Entries provided »
>>

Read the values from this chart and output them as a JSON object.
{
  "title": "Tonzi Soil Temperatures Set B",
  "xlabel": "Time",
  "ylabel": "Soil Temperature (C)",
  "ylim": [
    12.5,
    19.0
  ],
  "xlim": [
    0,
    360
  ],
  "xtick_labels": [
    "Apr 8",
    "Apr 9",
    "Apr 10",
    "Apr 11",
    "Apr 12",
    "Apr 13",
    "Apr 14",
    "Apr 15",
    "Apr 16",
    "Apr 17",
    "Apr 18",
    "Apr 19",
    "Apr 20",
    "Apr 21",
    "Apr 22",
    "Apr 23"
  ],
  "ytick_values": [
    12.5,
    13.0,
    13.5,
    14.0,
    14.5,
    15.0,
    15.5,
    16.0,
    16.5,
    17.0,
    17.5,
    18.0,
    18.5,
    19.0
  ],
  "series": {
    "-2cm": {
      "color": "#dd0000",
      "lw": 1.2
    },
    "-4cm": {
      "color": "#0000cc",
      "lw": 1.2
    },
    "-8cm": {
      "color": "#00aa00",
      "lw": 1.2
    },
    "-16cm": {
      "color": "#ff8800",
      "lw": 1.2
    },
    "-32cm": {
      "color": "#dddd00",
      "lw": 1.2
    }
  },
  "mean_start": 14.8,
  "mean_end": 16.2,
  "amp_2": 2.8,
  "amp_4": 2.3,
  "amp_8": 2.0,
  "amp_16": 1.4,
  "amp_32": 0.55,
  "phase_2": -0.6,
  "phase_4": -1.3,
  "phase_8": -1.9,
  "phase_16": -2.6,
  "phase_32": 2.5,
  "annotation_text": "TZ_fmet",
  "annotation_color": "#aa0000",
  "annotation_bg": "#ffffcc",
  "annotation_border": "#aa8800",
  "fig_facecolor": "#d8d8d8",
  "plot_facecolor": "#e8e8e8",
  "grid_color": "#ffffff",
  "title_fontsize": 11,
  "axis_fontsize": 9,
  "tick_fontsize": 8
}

<<

Stated problem »
Identify every line holding the word "Soil" and copy it out.

The completed task »
  "title": "Tonzi Soil Temperatures Set B",
  "ylabel": "Soil Temperature (C)",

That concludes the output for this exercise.